Figure record extracts
#####

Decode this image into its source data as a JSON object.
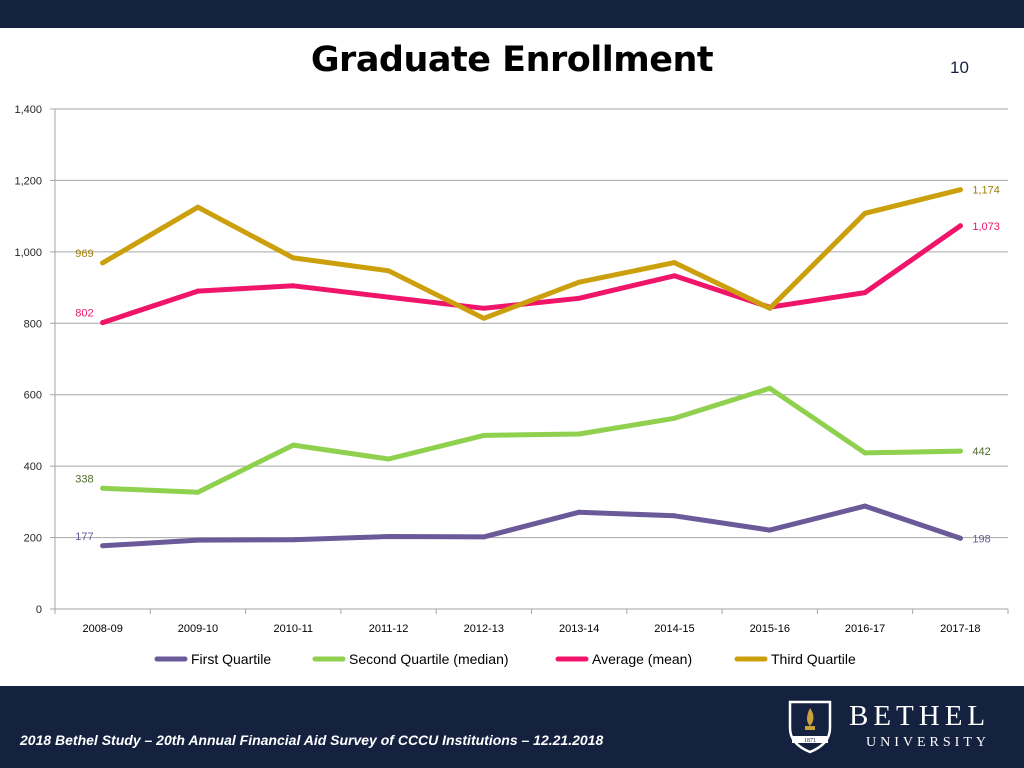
{
  "slide": {
    "title": "Graduate Enrollment",
    "footer": "2018 Bethel Study – 20th Annual Financial Aid Survey of CCCU Institutions – 12.21.2018",
    "page_number": "10",
    "logo_name": "BETHEL",
    "logo_sub": "UNIVERSITY",
    "logo_badge": "1871",
    "colors": {
      "band": "#14213f",
      "logo_gold": "#c9a23a"
    }
  },
  "chart_data": {
    "type": "line",
    "title": "Graduate Enrollment",
    "categories": [
      "2008-09",
      "2009-10",
      "2010-11",
      "2011-12",
      "2012-13",
      "2013-14",
      "2014-15",
      "2015-16",
      "2016-17",
      "2017-18"
    ],
    "ylim": [
      0,
      1400
    ],
    "yticks": [
      0,
      200,
      400,
      600,
      800,
      1000,
      1200,
      1400
    ],
    "ytick_labels": [
      "0",
      "200",
      "400",
      "600",
      "800",
      "1,000",
      "1,200",
      "1,400"
    ],
    "grid": true,
    "legend_position": "bottom",
    "series": [
      {
        "name": "First Quartile",
        "color": "#6b5a9a",
        "values": [
          177,
          193,
          194,
          203,
          202,
          271,
          261,
          221,
          288,
          198
        ],
        "labels": [
          {
            "index": 0,
            "text": "177"
          },
          {
            "index": 9,
            "text": "198"
          }
        ]
      },
      {
        "name": "Second Quartile (median)",
        "color": "#8fd14f",
        "values": [
          338,
          327,
          459,
          420,
          486,
          490,
          534,
          618,
          437,
          442
        ],
        "labels": [
          {
            "index": 0,
            "text": "338"
          },
          {
            "index": 9,
            "text": "442"
          }
        ]
      },
      {
        "name": "Average (mean)",
        "color": "#f0146a",
        "values": [
          802,
          890,
          905,
          873,
          842,
          870,
          933,
          845,
          886,
          1073
        ],
        "labels": [
          {
            "index": 0,
            "text": "802"
          },
          {
            "index": 9,
            "text": "1,073"
          }
        ]
      },
      {
        "name": "Third Quartile",
        "color": "#cc9f0c",
        "values": [
          969,
          1125,
          983,
          947,
          814,
          915,
          970,
          842,
          1108,
          1174
        ],
        "labels": [
          {
            "index": 0,
            "text": "969"
          },
          {
            "index": 9,
            "text": "1,174"
          }
        ]
      }
    ]
  }
}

#####

> **AIM**
In the entries above, count each line holding "text" and report the total and nothing more.

> **WRITTEN SOLUTION**
8